======== Records provided

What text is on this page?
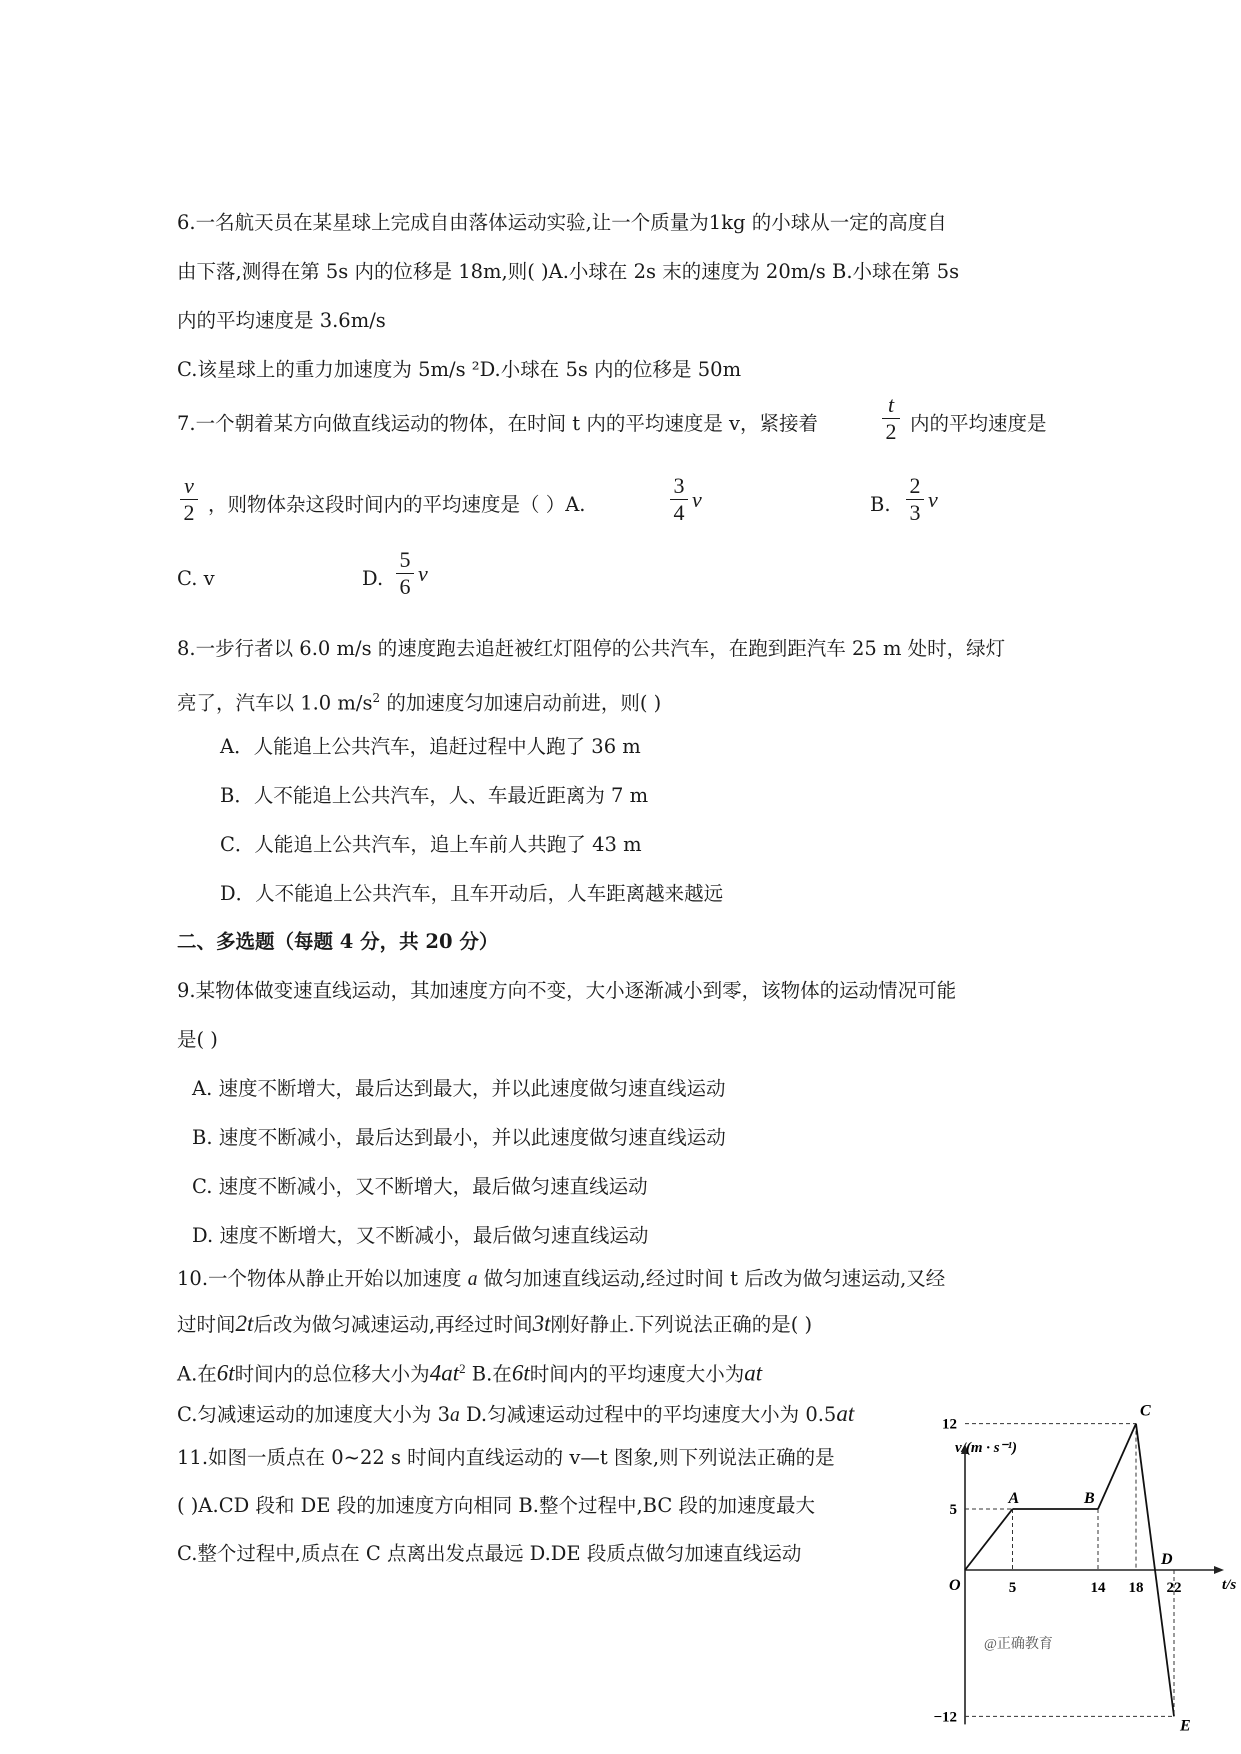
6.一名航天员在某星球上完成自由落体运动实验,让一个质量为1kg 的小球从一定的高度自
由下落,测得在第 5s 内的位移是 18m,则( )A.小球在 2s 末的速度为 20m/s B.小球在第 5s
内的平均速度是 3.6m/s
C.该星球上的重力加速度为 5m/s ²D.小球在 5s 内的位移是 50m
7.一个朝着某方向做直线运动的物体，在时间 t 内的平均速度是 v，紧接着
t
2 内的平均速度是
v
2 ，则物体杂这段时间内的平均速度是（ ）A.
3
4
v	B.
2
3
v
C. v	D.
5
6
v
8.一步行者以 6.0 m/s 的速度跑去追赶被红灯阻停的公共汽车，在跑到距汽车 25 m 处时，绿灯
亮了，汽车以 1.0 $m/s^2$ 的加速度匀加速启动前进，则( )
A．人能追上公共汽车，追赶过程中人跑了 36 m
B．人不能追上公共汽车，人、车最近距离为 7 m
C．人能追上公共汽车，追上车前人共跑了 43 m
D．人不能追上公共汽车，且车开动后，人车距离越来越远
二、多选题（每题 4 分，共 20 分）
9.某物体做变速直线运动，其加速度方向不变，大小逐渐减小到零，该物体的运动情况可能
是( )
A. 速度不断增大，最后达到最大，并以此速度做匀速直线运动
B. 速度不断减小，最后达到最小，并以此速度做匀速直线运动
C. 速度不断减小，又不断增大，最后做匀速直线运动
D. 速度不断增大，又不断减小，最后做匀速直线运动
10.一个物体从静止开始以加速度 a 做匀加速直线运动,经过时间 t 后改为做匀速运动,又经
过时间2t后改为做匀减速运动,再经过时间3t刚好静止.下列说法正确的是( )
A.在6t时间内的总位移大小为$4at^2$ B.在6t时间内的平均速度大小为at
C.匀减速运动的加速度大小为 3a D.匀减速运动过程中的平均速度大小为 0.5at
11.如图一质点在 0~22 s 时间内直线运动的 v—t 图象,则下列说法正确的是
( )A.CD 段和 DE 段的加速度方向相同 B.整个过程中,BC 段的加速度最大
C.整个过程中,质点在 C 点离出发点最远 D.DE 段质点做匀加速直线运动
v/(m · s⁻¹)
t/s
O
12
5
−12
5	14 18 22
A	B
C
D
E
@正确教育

================
======== Records provided

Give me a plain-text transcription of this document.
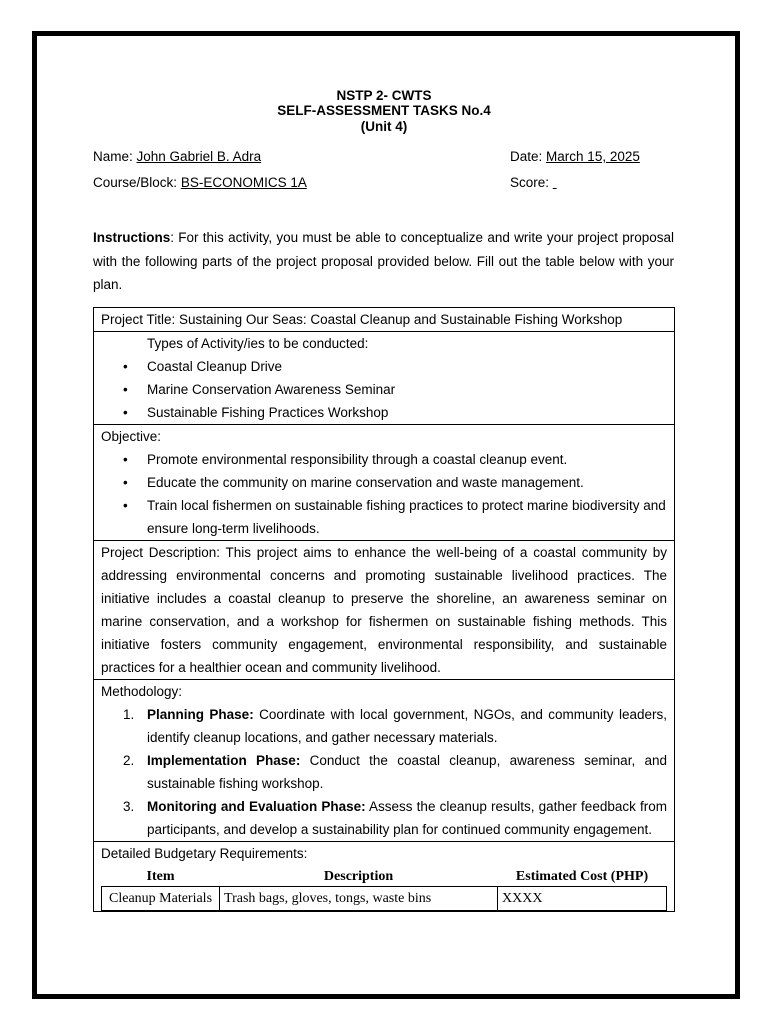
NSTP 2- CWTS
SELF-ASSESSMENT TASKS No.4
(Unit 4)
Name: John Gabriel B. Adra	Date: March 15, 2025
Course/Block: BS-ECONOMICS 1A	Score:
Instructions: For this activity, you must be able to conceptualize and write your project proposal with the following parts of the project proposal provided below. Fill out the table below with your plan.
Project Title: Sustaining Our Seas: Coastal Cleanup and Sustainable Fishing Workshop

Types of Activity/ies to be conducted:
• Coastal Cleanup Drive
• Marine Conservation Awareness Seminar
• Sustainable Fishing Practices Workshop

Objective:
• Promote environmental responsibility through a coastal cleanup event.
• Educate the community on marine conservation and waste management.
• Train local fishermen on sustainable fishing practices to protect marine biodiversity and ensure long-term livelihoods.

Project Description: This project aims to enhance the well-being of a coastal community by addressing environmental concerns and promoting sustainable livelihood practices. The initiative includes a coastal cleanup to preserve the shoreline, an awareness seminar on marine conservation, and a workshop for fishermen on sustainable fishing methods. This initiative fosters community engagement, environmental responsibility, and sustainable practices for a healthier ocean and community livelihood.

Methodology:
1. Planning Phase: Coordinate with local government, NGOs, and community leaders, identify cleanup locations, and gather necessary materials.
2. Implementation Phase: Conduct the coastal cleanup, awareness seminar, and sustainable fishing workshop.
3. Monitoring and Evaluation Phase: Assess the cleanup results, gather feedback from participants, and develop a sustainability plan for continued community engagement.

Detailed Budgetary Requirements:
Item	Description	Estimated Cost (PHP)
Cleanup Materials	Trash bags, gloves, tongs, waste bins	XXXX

================
======== Records provided

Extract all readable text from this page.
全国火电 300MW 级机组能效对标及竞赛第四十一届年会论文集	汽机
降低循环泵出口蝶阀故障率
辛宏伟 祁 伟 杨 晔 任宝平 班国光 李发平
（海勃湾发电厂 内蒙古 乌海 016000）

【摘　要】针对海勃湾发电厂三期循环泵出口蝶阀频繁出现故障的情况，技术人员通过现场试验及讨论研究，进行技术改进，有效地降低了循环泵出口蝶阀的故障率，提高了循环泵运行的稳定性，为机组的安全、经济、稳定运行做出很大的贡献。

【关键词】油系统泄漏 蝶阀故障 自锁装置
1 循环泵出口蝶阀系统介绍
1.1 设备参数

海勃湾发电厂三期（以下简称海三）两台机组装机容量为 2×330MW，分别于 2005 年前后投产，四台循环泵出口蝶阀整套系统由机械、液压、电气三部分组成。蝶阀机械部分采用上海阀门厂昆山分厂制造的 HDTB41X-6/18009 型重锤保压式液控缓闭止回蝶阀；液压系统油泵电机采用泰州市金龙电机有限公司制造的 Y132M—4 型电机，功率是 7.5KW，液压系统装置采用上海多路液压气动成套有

================

### Requirements
Count all lines of the data that include "text". The answer is the number alone.

### Correct result
3